+++ Extracted records +++

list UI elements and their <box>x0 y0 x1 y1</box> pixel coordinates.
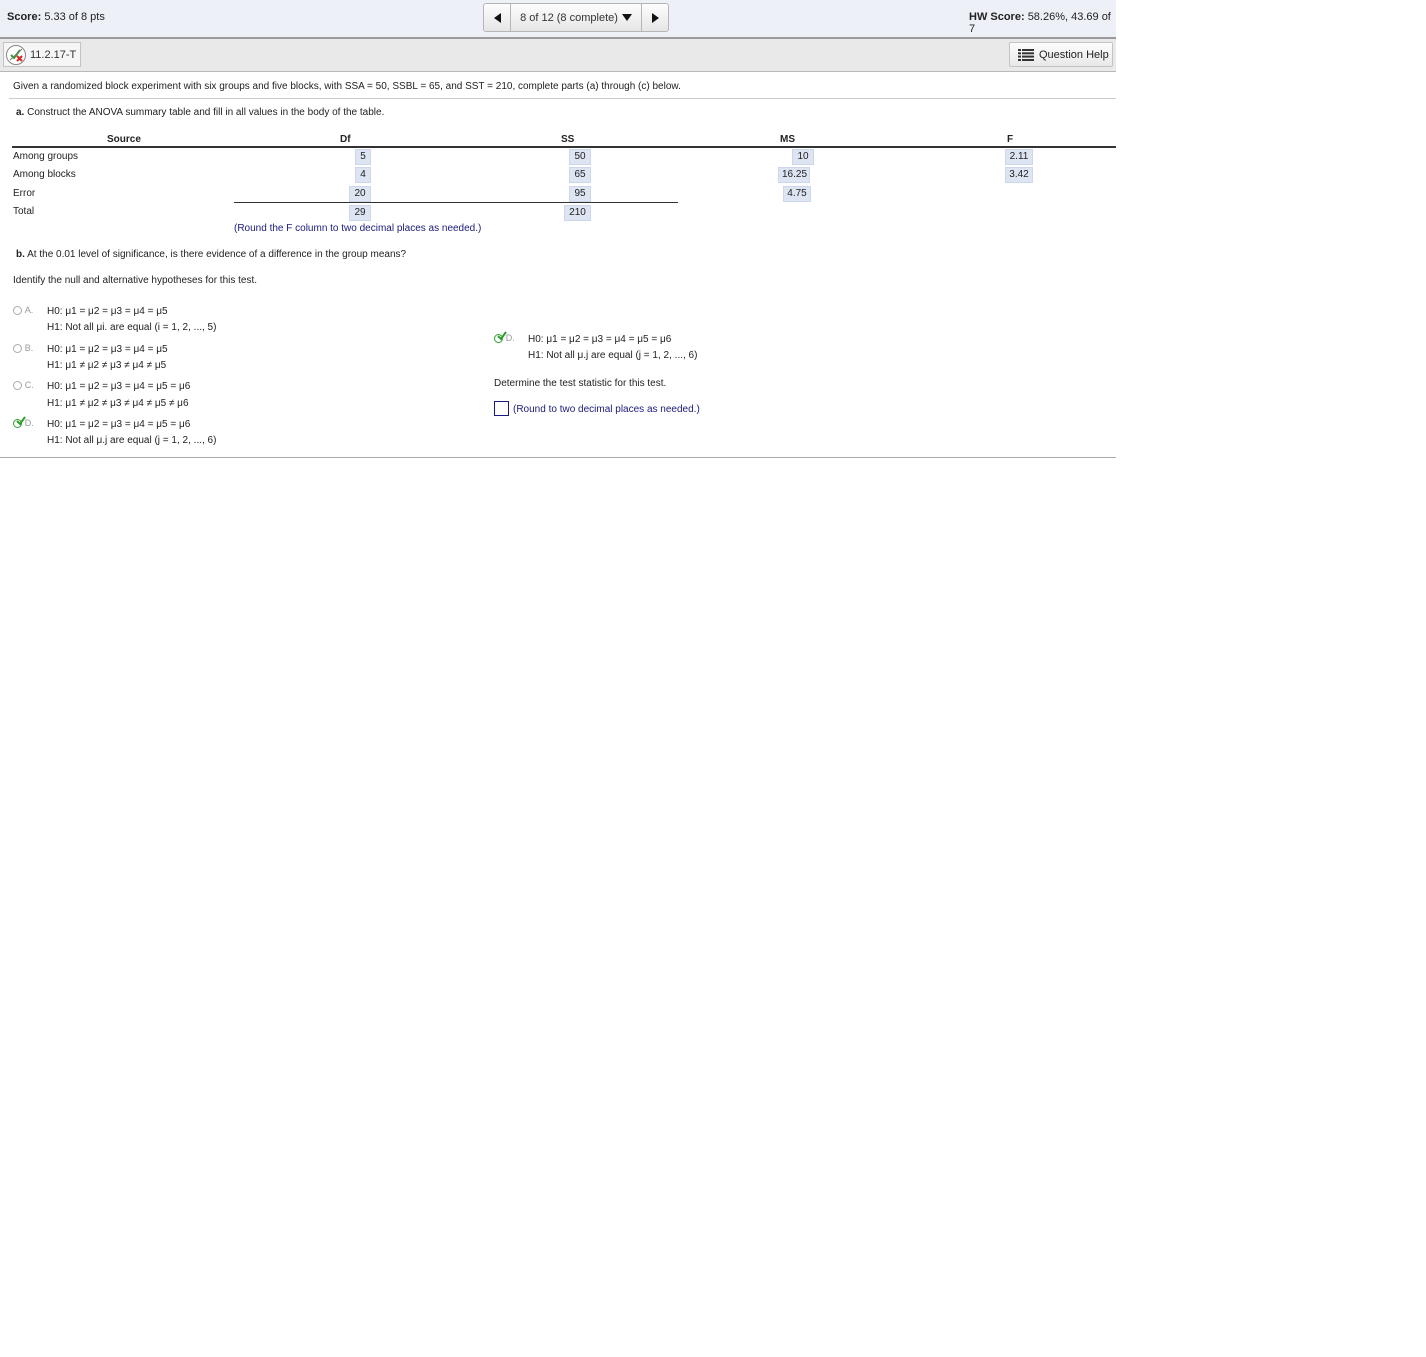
cell-df[interactable]: 20 <box>349 186 371 202</box>
table-header-rule <box>12 146 1116 148</box>
question-navigator: 8 of 12 (8 complete) <box>483 3 669 32</box>
col-header-ms: MS <box>780 134 795 145</box>
row-source: Among groups <box>13 151 79 162</box>
cell-df[interactable]: 5 <box>355 149 371 165</box>
option-a-h0: H0: μ1 = μ2 = μ3 = μ4 = μ5 <box>47 306 168 317</box>
part-a-note: (Round the F column to two decimal place… <box>234 223 482 234</box>
part-b-instruction: Identify the null and alternative hypoth… <box>13 275 258 286</box>
col-header-f: F <box>1007 134 1014 145</box>
cell-ss[interactable]: 210 <box>564 205 591 221</box>
col-header-source: Source <box>107 134 141 145</box>
option-a-h1: H1: Not all μi. are equal (i = 1, 2, ...… <box>47 322 217 333</box>
part-a-label: a. <box>16 107 25 118</box>
total-rule <box>234 202 678 203</box>
question-select-label: 8 of 12 (8 complete) <box>520 11 618 24</box>
option-c-h1: H1: μ1 ≠ μ2 ≠ μ3 ≠ μ4 ≠ μ5 ≠ μ6 <box>47 398 189 409</box>
row-source: Total <box>13 206 35 217</box>
part-a-heading: a. Construct the ANOVA summary table and… <box>16 107 384 118</box>
cell-ms[interactable]: 16.25 <box>778 167 810 183</box>
next-question-button[interactable] <box>642 4 668 31</box>
arrow-left-icon <box>493 12 501 23</box>
score: Score: 5.33 of 8 pts <box>7 11 105 23</box>
cell-f[interactable]: 3.42 <box>1005 167 1033 183</box>
option-letter: B. <box>24 343 34 353</box>
hw-score: HW Score: 58.26%, 43.69 of 7 <box>969 11 1116 35</box>
part-b-text: At the 0.01 level of significance, is th… <box>27 249 407 260</box>
selected-answer-h1: H1: Not all μ.j are equal (j = 1, 2, ...… <box>528 350 698 361</box>
radio-button[interactable] <box>13 305 22 315</box>
radio-button[interactable] <box>13 380 22 390</box>
col-header-df: Df <box>340 134 351 145</box>
option-b-h1: H1: μ1 ≠ μ2 ≠ μ3 ≠ μ4 ≠ μ5 <box>47 360 167 371</box>
top-bar: Score: 5.33 of 8 pts 8 of 12 (8 complete… <box>0 0 1116 39</box>
checkmark-icon <box>497 331 507 341</box>
cell-f[interactable]: 2.11 <box>1005 149 1033 165</box>
score-label: Score: <box>7 11 42 23</box>
question-prompt: Given a randomized block experiment with… <box>13 81 681 92</box>
option-letter: D. <box>505 333 515 343</box>
part-a-text: Construct the ANOVA summary table and fi… <box>27 107 385 118</box>
option-d[interactable]: D. <box>13 416 34 429</box>
test-statistic-prompt: Determine the test statistic for this te… <box>494 378 667 389</box>
option-letter: A. <box>24 305 34 315</box>
score-value: 5.33 of 8 pts <box>44 11 105 23</box>
col-header-ss: SS <box>561 134 575 145</box>
option-letter: D. <box>24 418 34 428</box>
selected-answer-h0: H0: μ1 = μ2 = μ3 = μ4 = μ5 = μ6 <box>528 334 672 345</box>
cell-ss[interactable]: 65 <box>569 167 591 183</box>
dropdown-icon <box>621 14 632 21</box>
option-letter: C. <box>24 380 34 390</box>
question-help-label: Question Help <box>1039 48 1109 61</box>
option-b-h0: H0: μ1 = μ2 = μ3 = μ4 = μ5 <box>47 344 168 355</box>
divider <box>9 98 1116 99</box>
previous-question-button[interactable] <box>484 4 510 31</box>
radio-button[interactable] <box>13 343 22 353</box>
option-d-h0: H0: μ1 = μ2 = μ3 = μ4 = μ5 = μ6 <box>47 419 191 430</box>
cell-ss[interactable]: 50 <box>569 149 591 165</box>
list-icon <box>1018 48 1034 61</box>
cell-df[interactable]: 29 <box>349 205 371 221</box>
question-id-badge: 11.2.17-T <box>3 42 81 67</box>
test-statistic-note: (Round to two decimal places as needed.) <box>513 404 700 415</box>
cell-ss[interactable]: 95 <box>569 186 591 202</box>
bottom-divider <box>0 457 1116 458</box>
part-b-label: b. <box>16 249 25 260</box>
question-help-button[interactable]: Question Help <box>1009 42 1113 67</box>
question-id: 11.2.17-T <box>30 48 77 61</box>
cell-ms[interactable]: 4.75 <box>783 186 811 202</box>
checkmark-icon <box>16 416 26 426</box>
hw-score-label: HW Score: <box>969 11 1025 23</box>
option-c[interactable]: C. <box>13 380 34 391</box>
option-c-h0: H0: μ1 = μ2 = μ3 = μ4 = μ5 = μ6 <box>47 381 191 392</box>
mixed-result-icon <box>6 44 26 65</box>
selected-answer: D. <box>494 331 515 344</box>
question-bar: 11.2.17-T Question Help <box>0 39 1116 72</box>
question-select[interactable]: 8 of 12 (8 complete) <box>510 4 642 31</box>
row-source: Error <box>13 188 36 199</box>
option-b[interactable]: B. <box>13 343 33 354</box>
test-statistic-input[interactable] <box>494 401 509 416</box>
row-source: Among blocks <box>13 169 76 180</box>
cell-df[interactable]: 4 <box>355 167 371 183</box>
part-b-heading: b. At the 0.01 level of significance, is… <box>16 249 406 260</box>
option-a[interactable]: A. <box>13 305 33 316</box>
arrow-right-icon <box>651 12 659 23</box>
cell-ms[interactable]: 10 <box>792 149 814 165</box>
option-d-h1: H1: Not all μ.j are equal (j = 1, 2, ...… <box>47 435 217 446</box>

+++

■ Goal of the exercise ■
Write out the rows from the line containing "cell-df[interactable]: 20 <box>349" through the line containing "question-select-label: 8 of", both ends included, exactly as they stand.

■ Task answer ■
cell-df[interactable]: 20 <box>349 186 371 202</box>
table-header-rule <box>12 146 1116 148</box>
question-navigator: 8 of 12 (8 complete) <box>483 3 669 32</box>
col-header-ms: MS <box>780 134 795 145</box>
row-source: Among groups <box>13 151 79 162</box>
cell-df[interactable]: 5 <box>355 149 371 165</box>
option-a-h0: H0: μ1 = μ2 = μ3 = μ4 = μ5 <box>47 306 168 317</box>
part-a-note: (Round the F column to two decimal place… <box>234 223 482 234</box>
part-b-instruction: Identify the null and alternative hypoth… <box>13 275 258 286</box>
col-header-f: F <box>1007 134 1014 145</box>
cell-ss[interactable]: 210 <box>564 205 591 221</box>
col-header-source: Source <box>107 134 141 145</box>
option-a-h1: H1: Not all μi. are equal (i = 1, 2, ...… <box>47 322 217 333</box>
part-a-label: a. <box>16 107 25 118</box>
total-rule <box>234 202 678 203</box>
question-select-label: 8 of 12 (8 complete) <box>520 11 618 24</box>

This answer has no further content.